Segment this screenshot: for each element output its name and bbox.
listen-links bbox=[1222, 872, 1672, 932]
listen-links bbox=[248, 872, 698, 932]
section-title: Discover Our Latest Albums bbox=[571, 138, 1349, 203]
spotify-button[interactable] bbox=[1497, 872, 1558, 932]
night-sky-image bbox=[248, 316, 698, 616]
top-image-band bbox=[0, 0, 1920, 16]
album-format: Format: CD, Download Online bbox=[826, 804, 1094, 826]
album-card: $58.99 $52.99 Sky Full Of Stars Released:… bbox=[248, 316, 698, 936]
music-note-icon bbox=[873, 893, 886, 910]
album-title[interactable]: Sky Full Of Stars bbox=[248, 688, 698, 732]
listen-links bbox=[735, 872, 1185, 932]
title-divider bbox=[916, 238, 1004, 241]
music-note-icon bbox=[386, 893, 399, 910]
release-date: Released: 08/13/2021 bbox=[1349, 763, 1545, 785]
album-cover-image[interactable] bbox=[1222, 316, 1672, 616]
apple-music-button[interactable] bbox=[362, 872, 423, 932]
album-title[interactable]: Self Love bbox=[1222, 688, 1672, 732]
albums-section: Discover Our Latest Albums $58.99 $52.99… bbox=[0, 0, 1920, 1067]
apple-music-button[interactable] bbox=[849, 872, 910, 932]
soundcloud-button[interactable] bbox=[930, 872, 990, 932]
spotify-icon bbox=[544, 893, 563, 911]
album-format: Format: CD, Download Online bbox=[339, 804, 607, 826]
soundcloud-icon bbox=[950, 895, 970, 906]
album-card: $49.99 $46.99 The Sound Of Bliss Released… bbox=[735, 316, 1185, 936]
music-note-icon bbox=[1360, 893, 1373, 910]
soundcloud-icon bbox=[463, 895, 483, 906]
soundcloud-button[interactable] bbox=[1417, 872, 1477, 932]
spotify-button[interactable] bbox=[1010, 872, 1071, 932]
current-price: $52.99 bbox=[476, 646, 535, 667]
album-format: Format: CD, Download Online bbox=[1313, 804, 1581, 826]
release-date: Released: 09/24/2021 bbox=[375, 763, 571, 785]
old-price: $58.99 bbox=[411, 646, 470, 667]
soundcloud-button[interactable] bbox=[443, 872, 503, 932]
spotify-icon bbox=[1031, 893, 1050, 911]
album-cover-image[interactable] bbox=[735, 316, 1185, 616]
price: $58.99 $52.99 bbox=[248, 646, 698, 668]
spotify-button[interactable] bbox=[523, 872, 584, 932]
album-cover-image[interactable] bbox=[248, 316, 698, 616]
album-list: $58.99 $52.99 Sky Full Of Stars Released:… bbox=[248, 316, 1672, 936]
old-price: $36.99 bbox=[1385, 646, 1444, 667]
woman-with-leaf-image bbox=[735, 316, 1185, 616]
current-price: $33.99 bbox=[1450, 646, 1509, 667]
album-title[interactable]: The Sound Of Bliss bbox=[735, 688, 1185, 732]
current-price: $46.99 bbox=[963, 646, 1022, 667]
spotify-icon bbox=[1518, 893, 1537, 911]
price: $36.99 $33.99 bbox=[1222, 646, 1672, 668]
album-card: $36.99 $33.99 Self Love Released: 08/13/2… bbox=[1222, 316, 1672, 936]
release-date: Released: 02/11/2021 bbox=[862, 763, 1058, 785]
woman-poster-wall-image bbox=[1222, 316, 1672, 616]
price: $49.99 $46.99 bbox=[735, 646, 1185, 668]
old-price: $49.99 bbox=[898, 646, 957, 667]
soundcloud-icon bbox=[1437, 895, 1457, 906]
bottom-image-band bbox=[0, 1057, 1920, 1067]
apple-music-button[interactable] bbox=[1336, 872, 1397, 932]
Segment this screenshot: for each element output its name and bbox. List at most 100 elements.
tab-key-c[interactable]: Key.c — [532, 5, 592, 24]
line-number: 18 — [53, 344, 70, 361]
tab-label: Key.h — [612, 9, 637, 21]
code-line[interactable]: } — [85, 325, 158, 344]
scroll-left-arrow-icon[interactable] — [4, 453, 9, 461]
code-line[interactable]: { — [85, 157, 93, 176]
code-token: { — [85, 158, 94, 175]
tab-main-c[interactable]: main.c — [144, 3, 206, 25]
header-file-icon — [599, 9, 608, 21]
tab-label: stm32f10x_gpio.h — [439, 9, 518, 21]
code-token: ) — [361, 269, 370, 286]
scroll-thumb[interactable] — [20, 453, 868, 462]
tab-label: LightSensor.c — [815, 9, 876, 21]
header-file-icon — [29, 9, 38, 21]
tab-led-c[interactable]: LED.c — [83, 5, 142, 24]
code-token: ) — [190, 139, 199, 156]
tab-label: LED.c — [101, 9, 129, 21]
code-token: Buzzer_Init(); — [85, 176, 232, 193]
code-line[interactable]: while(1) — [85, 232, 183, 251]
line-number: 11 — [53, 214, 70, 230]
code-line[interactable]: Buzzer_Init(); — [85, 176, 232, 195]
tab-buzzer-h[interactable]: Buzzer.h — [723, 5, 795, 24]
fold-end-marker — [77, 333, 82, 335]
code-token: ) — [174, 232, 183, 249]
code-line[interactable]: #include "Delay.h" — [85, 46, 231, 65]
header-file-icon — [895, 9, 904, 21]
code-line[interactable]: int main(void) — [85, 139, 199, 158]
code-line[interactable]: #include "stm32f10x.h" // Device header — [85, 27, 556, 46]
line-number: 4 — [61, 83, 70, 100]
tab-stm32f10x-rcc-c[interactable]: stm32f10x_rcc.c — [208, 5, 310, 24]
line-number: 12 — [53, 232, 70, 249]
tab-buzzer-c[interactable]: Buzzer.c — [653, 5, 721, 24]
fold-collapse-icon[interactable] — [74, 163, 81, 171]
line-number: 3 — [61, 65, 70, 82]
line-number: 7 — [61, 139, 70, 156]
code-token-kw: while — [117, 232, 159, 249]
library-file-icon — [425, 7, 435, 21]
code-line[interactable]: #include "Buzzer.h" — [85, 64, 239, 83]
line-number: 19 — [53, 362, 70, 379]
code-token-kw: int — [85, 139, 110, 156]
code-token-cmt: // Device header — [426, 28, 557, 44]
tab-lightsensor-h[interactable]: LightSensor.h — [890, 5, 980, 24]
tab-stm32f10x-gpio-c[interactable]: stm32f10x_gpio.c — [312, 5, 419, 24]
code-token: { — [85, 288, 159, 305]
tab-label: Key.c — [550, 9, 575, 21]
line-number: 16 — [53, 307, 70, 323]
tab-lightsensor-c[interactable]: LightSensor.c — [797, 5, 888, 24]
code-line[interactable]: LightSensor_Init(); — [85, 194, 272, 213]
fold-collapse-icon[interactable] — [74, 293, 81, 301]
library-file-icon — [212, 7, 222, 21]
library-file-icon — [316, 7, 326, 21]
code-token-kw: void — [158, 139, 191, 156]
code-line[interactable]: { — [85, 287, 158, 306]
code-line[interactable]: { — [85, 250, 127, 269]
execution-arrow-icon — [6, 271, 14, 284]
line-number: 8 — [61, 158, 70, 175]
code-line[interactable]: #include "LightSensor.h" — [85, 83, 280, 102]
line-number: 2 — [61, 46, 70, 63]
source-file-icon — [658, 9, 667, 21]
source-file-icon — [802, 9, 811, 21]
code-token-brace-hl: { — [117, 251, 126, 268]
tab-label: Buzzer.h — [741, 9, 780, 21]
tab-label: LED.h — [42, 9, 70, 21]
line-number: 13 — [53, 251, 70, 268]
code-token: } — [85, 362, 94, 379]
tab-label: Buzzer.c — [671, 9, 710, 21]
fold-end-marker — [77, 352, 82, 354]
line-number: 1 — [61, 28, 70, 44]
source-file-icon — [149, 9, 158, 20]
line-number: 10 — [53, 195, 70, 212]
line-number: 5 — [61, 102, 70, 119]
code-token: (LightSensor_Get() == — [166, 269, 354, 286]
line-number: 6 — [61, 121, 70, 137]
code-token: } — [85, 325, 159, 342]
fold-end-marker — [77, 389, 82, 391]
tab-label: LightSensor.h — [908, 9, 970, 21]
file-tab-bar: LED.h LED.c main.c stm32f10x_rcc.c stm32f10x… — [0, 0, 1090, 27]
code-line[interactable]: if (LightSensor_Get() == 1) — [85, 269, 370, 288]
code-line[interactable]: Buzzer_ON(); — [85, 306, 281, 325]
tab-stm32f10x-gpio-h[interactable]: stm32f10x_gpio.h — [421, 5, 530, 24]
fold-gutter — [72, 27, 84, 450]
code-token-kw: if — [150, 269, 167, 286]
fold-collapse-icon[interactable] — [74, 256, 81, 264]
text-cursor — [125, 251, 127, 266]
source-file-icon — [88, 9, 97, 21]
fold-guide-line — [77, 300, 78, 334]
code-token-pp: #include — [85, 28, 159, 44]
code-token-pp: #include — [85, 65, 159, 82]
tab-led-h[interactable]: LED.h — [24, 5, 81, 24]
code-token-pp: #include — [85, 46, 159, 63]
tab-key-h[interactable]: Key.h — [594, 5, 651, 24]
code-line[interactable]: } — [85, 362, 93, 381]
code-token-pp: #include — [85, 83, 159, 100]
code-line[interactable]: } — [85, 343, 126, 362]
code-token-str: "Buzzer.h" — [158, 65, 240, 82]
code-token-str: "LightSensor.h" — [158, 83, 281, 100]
----
> _Task description_: Reproduce the stretch of rows from the very first line through the line containing "albums-section: Discover Our", copying each line without any change.

> _Correct answer_:
Segment this screenshot: for each element output its name and bbox.
listen-links bbox=[1222, 872, 1672, 932]
listen-links bbox=[248, 872, 698, 932]
section-title: Discover Our Latest Albums bbox=[571, 138, 1349, 203]
spotify-button[interactable] bbox=[1497, 872, 1558, 932]
night-sky-image bbox=[248, 316, 698, 616]
top-image-band bbox=[0, 0, 1920, 16]
album-format: Format: CD, Download Online bbox=[826, 804, 1094, 826]
album-card: $58.99 $52.99 Sky Full Of Stars Released:… bbox=[248, 316, 698, 936]
music-note-icon bbox=[873, 893, 886, 910]
album-title[interactable]: Sky Full Of Stars bbox=[248, 688, 698, 732]
listen-links bbox=[735, 872, 1185, 932]
title-divider bbox=[916, 238, 1004, 241]
music-note-icon bbox=[386, 893, 399, 910]
release-date: Released: 08/13/2021 bbox=[1349, 763, 1545, 785]
album-cover-image[interactable] bbox=[1222, 316, 1672, 616]
apple-music-button[interactable] bbox=[362, 872, 423, 932]
album-title[interactable]: Self Love bbox=[1222, 688, 1672, 732]
albums-section: Discover Our Latest Albums $58.99 $52.99… bbox=[0, 0, 1920, 1067]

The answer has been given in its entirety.